* Start MATERIALS PROVIDED *

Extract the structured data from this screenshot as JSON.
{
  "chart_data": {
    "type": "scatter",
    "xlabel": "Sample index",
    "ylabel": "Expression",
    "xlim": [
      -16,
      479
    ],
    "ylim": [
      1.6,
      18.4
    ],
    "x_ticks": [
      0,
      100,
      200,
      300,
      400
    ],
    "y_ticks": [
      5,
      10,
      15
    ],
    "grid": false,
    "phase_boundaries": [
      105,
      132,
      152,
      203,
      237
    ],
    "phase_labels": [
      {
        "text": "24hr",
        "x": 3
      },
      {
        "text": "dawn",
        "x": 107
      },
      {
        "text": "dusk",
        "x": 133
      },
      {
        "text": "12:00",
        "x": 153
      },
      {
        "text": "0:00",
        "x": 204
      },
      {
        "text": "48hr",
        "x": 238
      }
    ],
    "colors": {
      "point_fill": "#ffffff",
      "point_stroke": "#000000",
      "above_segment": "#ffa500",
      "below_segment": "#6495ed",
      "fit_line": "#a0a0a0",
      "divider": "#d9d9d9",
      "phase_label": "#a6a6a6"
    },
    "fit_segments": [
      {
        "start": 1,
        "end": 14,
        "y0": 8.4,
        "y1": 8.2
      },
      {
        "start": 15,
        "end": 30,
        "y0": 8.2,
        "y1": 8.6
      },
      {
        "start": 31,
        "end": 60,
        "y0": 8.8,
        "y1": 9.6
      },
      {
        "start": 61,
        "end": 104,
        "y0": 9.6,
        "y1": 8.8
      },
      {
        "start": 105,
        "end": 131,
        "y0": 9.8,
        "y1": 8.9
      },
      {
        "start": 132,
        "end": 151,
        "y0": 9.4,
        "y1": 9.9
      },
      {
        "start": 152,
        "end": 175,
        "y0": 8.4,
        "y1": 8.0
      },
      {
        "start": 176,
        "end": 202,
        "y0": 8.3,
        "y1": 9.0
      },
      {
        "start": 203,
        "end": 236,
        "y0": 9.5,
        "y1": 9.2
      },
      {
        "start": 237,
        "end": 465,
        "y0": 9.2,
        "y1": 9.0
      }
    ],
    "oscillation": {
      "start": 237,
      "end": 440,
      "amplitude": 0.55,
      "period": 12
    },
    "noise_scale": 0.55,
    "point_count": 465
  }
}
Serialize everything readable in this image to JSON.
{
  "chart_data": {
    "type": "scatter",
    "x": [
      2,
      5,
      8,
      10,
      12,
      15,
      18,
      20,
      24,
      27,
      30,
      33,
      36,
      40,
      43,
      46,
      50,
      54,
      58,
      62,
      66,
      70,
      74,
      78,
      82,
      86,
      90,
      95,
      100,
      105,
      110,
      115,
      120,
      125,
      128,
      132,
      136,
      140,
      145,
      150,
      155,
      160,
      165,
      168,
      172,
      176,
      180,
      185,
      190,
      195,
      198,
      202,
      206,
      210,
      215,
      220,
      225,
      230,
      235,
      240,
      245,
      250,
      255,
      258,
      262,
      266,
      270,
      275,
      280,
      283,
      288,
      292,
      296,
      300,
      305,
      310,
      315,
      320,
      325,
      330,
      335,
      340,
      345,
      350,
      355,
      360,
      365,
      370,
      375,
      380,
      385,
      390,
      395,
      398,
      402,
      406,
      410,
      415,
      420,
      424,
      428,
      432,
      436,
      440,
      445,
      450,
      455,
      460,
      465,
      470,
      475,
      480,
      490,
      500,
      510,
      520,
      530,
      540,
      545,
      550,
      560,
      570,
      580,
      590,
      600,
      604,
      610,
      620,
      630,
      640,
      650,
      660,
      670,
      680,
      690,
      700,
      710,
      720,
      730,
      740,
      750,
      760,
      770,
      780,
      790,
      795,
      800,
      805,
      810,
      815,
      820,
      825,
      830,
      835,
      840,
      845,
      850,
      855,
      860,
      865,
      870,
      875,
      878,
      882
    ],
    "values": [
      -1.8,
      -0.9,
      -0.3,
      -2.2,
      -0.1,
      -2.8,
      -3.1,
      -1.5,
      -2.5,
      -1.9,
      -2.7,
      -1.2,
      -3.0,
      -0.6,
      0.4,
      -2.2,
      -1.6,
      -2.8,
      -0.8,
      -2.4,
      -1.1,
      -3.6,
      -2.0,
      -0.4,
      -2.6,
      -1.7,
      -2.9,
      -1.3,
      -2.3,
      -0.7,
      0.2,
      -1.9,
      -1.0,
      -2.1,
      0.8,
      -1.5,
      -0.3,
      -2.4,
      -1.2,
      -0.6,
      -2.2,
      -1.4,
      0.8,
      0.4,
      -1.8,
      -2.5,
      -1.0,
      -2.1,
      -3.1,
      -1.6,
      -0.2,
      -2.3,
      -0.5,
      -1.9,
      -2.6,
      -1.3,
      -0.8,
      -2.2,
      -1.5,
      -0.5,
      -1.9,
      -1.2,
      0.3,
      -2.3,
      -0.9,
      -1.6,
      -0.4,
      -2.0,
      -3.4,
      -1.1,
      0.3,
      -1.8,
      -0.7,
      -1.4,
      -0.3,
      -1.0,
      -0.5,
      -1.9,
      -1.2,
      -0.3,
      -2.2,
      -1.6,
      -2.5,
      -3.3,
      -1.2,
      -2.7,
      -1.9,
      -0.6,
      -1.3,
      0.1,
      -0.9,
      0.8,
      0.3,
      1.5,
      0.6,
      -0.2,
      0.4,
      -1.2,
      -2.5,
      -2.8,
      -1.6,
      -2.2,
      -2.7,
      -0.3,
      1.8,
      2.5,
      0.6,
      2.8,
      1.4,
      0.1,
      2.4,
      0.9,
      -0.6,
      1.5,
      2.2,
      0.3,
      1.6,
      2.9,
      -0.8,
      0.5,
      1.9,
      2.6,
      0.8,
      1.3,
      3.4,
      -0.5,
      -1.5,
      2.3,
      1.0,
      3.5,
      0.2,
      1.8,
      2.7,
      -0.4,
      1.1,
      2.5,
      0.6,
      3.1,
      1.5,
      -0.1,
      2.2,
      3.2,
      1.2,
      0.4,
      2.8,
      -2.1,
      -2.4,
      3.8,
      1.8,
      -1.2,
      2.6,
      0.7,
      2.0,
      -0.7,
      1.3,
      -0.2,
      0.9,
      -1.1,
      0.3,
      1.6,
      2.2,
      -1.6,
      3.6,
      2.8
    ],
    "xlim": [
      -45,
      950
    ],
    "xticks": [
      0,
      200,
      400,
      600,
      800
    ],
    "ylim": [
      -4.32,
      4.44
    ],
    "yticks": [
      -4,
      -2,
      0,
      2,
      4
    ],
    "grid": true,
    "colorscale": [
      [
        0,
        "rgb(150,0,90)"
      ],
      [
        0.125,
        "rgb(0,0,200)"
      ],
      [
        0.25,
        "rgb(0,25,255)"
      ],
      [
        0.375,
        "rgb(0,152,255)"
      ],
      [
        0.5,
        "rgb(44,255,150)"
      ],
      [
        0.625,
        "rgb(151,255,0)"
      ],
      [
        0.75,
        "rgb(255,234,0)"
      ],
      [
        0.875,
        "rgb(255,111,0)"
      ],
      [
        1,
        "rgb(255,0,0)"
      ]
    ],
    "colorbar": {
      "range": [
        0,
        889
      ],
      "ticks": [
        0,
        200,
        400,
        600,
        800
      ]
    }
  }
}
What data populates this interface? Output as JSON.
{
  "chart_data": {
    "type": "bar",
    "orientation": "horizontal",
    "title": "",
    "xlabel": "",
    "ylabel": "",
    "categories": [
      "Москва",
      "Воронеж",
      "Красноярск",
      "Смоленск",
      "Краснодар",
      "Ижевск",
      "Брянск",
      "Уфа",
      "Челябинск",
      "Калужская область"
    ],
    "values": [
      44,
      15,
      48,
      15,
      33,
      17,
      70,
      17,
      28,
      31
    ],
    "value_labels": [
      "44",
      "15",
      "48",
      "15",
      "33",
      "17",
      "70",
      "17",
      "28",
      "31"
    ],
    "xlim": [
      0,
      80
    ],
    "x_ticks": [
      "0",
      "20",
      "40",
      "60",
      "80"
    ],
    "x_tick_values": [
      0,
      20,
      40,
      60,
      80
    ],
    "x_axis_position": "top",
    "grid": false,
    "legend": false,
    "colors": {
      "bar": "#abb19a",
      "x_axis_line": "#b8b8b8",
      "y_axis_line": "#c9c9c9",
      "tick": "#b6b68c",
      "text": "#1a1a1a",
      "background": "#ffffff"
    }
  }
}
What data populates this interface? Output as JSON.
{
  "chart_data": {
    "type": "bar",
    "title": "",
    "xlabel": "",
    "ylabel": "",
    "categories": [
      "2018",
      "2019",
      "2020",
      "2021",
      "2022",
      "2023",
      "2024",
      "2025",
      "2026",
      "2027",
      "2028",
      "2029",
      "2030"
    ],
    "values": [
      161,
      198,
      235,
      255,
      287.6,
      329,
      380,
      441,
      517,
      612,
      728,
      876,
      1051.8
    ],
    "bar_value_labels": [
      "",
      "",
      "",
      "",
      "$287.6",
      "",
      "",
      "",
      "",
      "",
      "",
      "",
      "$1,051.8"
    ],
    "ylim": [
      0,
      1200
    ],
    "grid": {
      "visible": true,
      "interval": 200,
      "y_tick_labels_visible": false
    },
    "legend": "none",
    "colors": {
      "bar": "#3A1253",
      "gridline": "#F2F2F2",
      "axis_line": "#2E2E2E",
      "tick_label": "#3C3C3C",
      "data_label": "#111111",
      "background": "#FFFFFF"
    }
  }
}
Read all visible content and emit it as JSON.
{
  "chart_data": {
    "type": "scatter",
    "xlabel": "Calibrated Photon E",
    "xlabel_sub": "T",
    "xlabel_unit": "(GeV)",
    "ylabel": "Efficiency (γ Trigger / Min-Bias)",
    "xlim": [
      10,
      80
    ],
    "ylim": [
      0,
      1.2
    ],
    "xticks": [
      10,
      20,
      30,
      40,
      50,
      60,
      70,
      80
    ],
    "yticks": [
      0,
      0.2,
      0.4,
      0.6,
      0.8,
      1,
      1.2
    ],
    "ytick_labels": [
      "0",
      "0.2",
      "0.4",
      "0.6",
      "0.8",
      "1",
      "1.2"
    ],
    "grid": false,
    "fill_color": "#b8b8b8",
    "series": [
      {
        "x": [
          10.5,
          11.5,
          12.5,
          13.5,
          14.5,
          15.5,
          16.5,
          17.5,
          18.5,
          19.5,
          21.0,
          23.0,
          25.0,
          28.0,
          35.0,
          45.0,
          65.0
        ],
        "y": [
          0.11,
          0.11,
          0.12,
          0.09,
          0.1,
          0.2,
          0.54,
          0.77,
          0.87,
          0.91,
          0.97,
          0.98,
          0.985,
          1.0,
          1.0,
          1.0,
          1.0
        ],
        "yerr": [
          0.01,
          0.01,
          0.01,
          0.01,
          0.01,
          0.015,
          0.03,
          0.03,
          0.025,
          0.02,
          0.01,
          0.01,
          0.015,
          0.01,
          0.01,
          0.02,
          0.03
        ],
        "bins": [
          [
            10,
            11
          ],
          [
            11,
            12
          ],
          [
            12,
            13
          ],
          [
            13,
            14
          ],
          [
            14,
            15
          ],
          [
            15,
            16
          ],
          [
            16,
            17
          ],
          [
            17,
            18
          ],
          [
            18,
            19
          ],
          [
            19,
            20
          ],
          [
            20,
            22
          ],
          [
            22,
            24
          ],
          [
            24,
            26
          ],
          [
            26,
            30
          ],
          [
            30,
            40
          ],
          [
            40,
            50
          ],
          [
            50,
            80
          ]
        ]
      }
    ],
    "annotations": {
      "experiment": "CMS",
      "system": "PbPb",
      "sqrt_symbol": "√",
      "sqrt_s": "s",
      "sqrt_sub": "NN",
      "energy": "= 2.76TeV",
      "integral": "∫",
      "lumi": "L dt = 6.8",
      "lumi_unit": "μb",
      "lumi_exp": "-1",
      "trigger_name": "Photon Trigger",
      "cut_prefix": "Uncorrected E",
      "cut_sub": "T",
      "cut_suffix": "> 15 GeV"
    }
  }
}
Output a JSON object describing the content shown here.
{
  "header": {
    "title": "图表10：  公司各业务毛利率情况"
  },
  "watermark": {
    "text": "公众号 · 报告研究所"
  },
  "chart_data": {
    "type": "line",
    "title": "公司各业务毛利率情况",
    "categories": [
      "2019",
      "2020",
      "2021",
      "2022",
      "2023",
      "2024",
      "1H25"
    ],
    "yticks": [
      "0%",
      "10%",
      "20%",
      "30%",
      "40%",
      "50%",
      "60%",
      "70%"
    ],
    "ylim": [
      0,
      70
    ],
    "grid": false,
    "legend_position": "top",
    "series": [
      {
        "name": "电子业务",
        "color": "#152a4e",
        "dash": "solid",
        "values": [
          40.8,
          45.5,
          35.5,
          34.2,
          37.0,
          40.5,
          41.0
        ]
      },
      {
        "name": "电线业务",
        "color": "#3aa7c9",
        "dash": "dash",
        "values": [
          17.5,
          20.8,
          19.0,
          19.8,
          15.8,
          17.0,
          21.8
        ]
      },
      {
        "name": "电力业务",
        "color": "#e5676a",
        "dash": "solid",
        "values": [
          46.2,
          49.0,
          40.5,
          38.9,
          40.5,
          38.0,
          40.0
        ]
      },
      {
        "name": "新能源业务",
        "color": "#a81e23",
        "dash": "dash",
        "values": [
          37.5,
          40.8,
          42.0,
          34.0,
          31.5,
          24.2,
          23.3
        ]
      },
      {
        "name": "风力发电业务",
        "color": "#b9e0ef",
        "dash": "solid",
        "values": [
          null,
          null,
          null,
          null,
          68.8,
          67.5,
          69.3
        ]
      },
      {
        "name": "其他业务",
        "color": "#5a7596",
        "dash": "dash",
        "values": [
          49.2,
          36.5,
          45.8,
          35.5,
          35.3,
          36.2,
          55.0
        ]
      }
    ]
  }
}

* End MATERIALS PROVIDED *

* [SET TASK]: Extract each line from the entries above that contains the string "ylabel".

* [RESULT OF THE TASK]:
    "ylabel": "Expression",
    "ylabel": "",
    "ylabel": "",
    "ylabel": "Efficiency (γ Trigger / Min-Bias)",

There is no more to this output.